-- Partes do exercício --
1. Imprima na íntegra o trecho sobre o contrato de mandato, sem nenhuma alteração.
2. Transforme todas as linhas da listagem em uma tabela Markdown com as colunas "Número" e "Linha da listagem", omitindo as linhas em branco. Deixe as imagens fora da resposta.

Conforme os ensinamentos de Carlos Roberto Gonçalves, o mandato “É contrato personalíssimo ou intuitu personae porque se baseia na confiança, na presunção de lealdade e probidade do mandatário, podendo ser revogado ou renunciado quando aquela cessar e extinguindo-se pela morte de qualquer das partes. Celebra-se o contrato em consideração à pessoa do mandatário, sendo, destarte, a fidúcia o seu pressuposto fundamental. Como conseqüência, é essencialmente revogável, salvo as hipóteses previstas nos arts. 683 a 686, parágrafo único, do Código Civil. Cessada a confiança, qualquer das partes pode promover a resilição unilateral (ad nutum), pondo termo ao contrato”.
Silvio de Salvo Venosa também trata da característica da revogabilidade intrínseca do mandato: “(...) Fundado na confiança, a qualquer momento pode o mandante revogá-lo, da mesma forma que pode o mandatário a ele renunciar. Pela revogação, o mandante suprime os poderes outorgados. Essa revogação constitui, na verdade, uma denúncia vazia ou imotivada do contrato de mandato, pois independe de qualquer justificativa. Ao mandante cabe julgar o interesse de manter ou não o mandatário. Essa revogação é ato unilateral, independe de justificação ou aceitação do mandatário. Pode ocorrer antes ou durante o desempenho do mandato.

-- Registros de entrada --
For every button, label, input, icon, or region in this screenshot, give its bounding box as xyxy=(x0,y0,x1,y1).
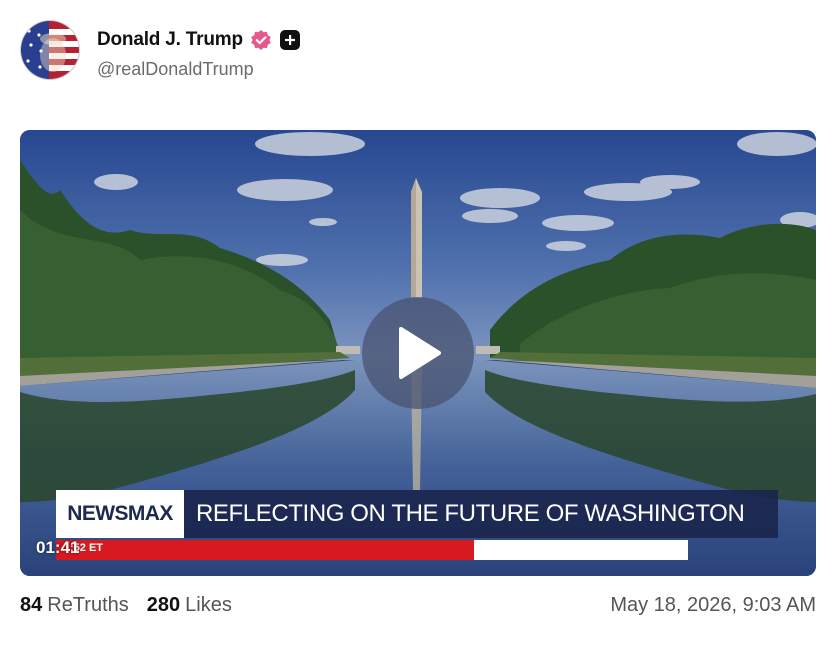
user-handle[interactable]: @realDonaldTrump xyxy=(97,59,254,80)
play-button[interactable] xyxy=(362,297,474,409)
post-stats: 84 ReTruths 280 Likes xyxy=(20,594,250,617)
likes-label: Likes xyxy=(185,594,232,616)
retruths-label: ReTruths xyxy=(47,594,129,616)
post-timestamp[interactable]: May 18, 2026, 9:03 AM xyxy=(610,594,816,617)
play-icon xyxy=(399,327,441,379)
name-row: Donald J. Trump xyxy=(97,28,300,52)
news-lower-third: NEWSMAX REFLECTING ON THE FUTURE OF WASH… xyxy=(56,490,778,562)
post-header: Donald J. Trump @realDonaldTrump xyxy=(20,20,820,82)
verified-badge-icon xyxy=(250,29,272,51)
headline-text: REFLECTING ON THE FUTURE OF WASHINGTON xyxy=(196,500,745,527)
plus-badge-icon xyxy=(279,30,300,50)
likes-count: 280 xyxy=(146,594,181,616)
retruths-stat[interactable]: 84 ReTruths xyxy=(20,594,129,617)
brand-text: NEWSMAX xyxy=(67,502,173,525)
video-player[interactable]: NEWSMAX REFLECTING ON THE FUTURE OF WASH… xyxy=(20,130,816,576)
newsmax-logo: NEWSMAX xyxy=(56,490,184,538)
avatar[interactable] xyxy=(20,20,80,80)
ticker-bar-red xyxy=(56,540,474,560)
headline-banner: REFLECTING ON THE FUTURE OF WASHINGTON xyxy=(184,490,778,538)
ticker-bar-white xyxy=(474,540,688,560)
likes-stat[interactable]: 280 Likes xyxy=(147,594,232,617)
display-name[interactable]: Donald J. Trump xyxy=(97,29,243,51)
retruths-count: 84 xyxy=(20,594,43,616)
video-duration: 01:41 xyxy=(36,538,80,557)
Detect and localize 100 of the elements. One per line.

-- Soluções do exercício --
1.
Conforme os ensinamentos de Carlos Roberto Gonçalves, o mandato “É contrato personalíssimo ou intuitu personae porque se baseia na confiança, na presunção de lealdade e probidade do mandatário, podendo ser revogado ou renunciado quando aquela cessar e extinguindo-se pela morte de qualquer das partes. Celebra-se o contrato em consideração à pessoa do mandatário, sendo, destarte, a fidúcia o seu pressuposto fundamental. Como conseqüência, é essencialmente revogável, salvo as hipóteses previstas nos arts. 683 a 686, parágrafo único, do Código Civil. Cessada a confiança, qualquer das partes pode promover a resilição unilateral (ad nutum), pondo termo ao contrato”.
Silvio de Salvo Venosa também trata da característica da revogabilidade intrínseca do mandato: “(...) Fundado na confiança, a qualquer momento pode o mandante revogá-lo, da mesma forma que pode o mandatário a ele renunciar. Pela revogação, o mandante suprime os poderes outorgados. Essa revogação constitui, na verdade, uma denúncia vazia ou imotivada do contrato de mandato, pois independe de qualquer justificativa. Ao mandante cabe julgar o interesse de manter ou não o mandatário. Essa revogação é ato unilateral, independe de justificação ou aceitação do mandatário. Pode ocorrer antes ou durante o desempenho do mandato.

2.
| Número | Linha da listagem |
|---|---|
| 1 | For every button, label, input, icon, or region in this screenshot, give its bounding box as xyxy=(x0,y0,x1,y1). |
| 2 | user-handle[interactable]: @realDonaldTrump xyxy=(97,59,254,80) |
| 3 | play-button[interactable] xyxy=(362,297,474,409) |
| 4 | post-stats: 84 ReTruths 280 Likes xyxy=(20,594,250,617) |
| 5 | likes-label: Likes xyxy=(185,594,232,616) |
| 6 | retruths-label: ReTruths xyxy=(47,594,129,616) |
| 7 | post-timestamp[interactable]: May 18, 2026, 9:03 AM xyxy=(610,594,816,617) |
| 8 | play-icon xyxy=(399,327,441,379) |
| 9 | name-row: Donald J. Trump xyxy=(97,28,300,52) |
| 10 | news-lower-third: NEWSMAX REFLECTING ON THE FUTURE OF WASH… xyxy=(56,490,778,562) |
| 11 | post-header: Donald J. Trump @realDonaldTrump xyxy=(20,20,820,82) |
| 12 | verified-badge-icon xyxy=(250,29,272,51) |
| 13 | headline-text: REFLECTING ON THE FUTURE OF WASHINGTON xyxy=(196,500,745,527) |
| 14 | plus-badge-icon xyxy=(279,30,300,50) |
| 15 | likes-count: 280 xyxy=(146,594,181,616) |
| 16 | retruths-stat[interactable]: 84 ReTruths xyxy=(20,594,129,617) |
| 17 | brand-text: NEWSMAX xyxy=(67,502,173,525) |
| 18 | video-player[interactable]: NEWSMAX REFLECTING ON THE FUTURE OF WASH… xyxy=(20,130,816,576) |
| 19 | newsmax-logo: NEWSMAX xyxy=(56,490,184,538) |
| 20 | avatar[interactable] xyxy=(20,20,80,80) |
| 21 | ticker-bar-red xyxy=(56,540,474,560) |
| 22 | headline-banner: REFLECTING ON THE FUTURE OF WASHINGTON xyxy=(184,490,778,538) |
| 23 | ticker-bar-white xyxy=(474,540,688,560) |
| 24 | likes-stat[interactable]: 280 Likes xyxy=(147,594,232,617) |
| 25 | display-name[interactable]: Donald J. Trump xyxy=(97,29,243,51) |
| 26 | retruths-count: 84 xyxy=(20,594,43,616) |
| 27 | video-duration: 01:41 xyxy=(36,538,80,557) |
| 28 | Detect and localize 100 of the elements. One per line. |